-- START OF TASK DATA --

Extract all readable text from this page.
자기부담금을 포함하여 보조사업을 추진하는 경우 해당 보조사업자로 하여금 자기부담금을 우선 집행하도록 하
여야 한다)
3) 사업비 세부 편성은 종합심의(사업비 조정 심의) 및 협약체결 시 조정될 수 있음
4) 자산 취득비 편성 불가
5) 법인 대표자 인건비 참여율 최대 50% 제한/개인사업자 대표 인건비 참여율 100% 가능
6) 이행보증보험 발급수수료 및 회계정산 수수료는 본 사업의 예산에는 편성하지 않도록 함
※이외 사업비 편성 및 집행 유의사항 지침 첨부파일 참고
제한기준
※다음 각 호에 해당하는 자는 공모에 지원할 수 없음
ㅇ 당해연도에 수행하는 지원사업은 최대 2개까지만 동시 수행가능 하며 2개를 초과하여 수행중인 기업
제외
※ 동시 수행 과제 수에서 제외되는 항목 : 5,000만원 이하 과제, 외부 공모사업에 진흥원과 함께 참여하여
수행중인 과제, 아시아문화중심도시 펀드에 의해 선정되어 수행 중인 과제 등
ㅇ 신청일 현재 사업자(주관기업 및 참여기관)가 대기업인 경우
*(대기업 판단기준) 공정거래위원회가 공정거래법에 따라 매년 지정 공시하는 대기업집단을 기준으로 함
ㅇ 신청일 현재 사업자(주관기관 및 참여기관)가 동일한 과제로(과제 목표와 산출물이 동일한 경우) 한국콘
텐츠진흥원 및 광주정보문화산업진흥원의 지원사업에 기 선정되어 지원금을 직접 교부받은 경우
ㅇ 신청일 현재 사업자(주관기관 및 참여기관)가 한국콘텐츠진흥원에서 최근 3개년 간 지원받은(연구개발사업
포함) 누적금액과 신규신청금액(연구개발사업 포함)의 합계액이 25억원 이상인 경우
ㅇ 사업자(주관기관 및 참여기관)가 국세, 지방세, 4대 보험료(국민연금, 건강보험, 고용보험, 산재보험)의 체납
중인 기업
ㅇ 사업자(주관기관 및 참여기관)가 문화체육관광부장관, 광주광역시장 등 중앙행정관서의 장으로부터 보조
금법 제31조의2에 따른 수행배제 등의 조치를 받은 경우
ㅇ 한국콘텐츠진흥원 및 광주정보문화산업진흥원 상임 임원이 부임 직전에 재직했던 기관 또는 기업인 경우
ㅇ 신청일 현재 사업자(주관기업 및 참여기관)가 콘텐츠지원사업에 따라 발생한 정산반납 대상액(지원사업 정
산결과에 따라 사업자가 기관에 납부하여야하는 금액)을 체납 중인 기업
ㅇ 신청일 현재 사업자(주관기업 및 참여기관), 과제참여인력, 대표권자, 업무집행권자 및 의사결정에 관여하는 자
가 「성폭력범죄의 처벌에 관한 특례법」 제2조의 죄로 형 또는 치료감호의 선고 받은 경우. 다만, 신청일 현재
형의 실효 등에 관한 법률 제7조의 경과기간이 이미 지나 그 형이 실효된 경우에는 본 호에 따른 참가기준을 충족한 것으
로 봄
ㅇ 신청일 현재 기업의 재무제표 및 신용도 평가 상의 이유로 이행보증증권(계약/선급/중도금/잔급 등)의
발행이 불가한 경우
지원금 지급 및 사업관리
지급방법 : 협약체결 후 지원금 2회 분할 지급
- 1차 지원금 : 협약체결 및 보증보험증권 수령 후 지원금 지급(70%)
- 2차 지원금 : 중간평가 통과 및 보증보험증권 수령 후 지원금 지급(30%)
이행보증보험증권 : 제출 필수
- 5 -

-- END OF TASK DATA --

### PROBLEM TO SOLVE
Exactly as shown, repeat every record.

### WRITTEN ANSWER
Extract all readable text from this page.
자기부담금을 포함하여 보조사업을 추진하는 경우 해당 보조사업자로 하여금 자기부담금을 우선 집행하도록 하
여야 한다)
3) 사업비 세부 편성은 종합심의(사업비 조정 심의) 및 협약체결 시 조정될 수 있음
4) 자산 취득비 편성 불가
5) 법인 대표자 인건비 참여율 최대 50% 제한/개인사업자 대표 인건비 참여율 100% 가능
6) 이행보증보험 발급수수료 및 회계정산 수수료는 본 사업의 예산에는 편성하지 않도록 함
※이외 사업비 편성 및 집행 유의사항 지침 첨부파일 참고
제한기준
※다음 각 호에 해당하는 자는 공모에 지원할 수 없음
ㅇ 당해연도에 수행하는 지원사업은 최대 2개까지만 동시 수행가능 하며 2개를 초과하여 수행중인 기업
제외
※ 동시 수행 과제 수에서 제외되는 항목 : 5,000만원 이하 과제, 외부 공모사업에 진흥원과 함께 참여하여
수행중인 과제, 아시아문화중심도시 펀드에 의해 선정되어 수행 중인 과제 등
ㅇ 신청일 현재 사업자(주관기업 및 참여기관)가 대기업인 경우
*(대기업 판단기준) 공정거래위원회가 공정거래법에 따라 매년 지정 공시하는 대기업집단을 기준으로 함
ㅇ 신청일 현재 사업자(주관기관 및 참여기관)가 동일한 과제로(과제 목표와 산출물이 동일한 경우) 한국콘
텐츠진흥원 및 광주정보문화산업진흥원의 지원사업에 기 선정되어 지원금을 직접 교부받은 경우
ㅇ 신청일 현재 사업자(주관기관 및 참여기관)가 한국콘텐츠진흥원에서 최근 3개년 간 지원받은(연구개발사업
포함) 누적금액과 신규신청금액(연구개발사업 포함)의 합계액이 25억원 이상인 경우
ㅇ 사업자(주관기관 및 참여기관)가 국세, 지방세, 4대 보험료(국민연금, 건강보험, 고용보험, 산재보험)의 체납
중인 기업
ㅇ 사업자(주관기관 및 참여기관)가 문화체육관광부장관, 광주광역시장 등 중앙행정관서의 장으로부터 보조
금법 제31조의2에 따른 수행배제 등의 조치를 받은 경우
ㅇ 한국콘텐츠진흥원 및 광주정보문화산업진흥원 상임 임원이 부임 직전에 재직했던 기관 또는 기업인 경우
ㅇ 신청일 현재 사업자(주관기업 및 참여기관)가 콘텐츠지원사업에 따라 발생한 정산반납 대상액(지원사업 정
산결과에 따라 사업자가 기관에 납부하여야하는 금액)을 체납 중인 기업
ㅇ 신청일 현재 사업자(주관기업 및 참여기관), 과제참여인력, 대표권자, 업무집행권자 및 의사결정에 관여하는 자
가 「성폭력범죄의 처벌에 관한 특례법」 제2조의 죄로 형 또는 치료감호의 선고 받은 경우. 다만, 신청일 현재
형의 실효 등에 관한 법률 제7조의 경과기간이 이미 지나 그 형이 실효된 경우에는 본 호에 따른 참가기준을 충족한 것으
로 봄
ㅇ 신청일 현재 기업의 재무제표 및 신용도 평가 상의 이유로 이행보증증권(계약/선급/중도금/잔급 등)의
발행이 불가한 경우
지원금 지급 및 사업관리
지급방법 : 협약체결 후 지원금 2회 분할 지급
- 1차 지원금 : 협약체결 및 보증보험증권 수령 후 지원금 지급(70%)
- 2차 지원금 : 중간평가 통과 및 보증보험증권 수령 후 지원금 지급(30%)
이행보증보험증권 : 제출 필수
- 5 -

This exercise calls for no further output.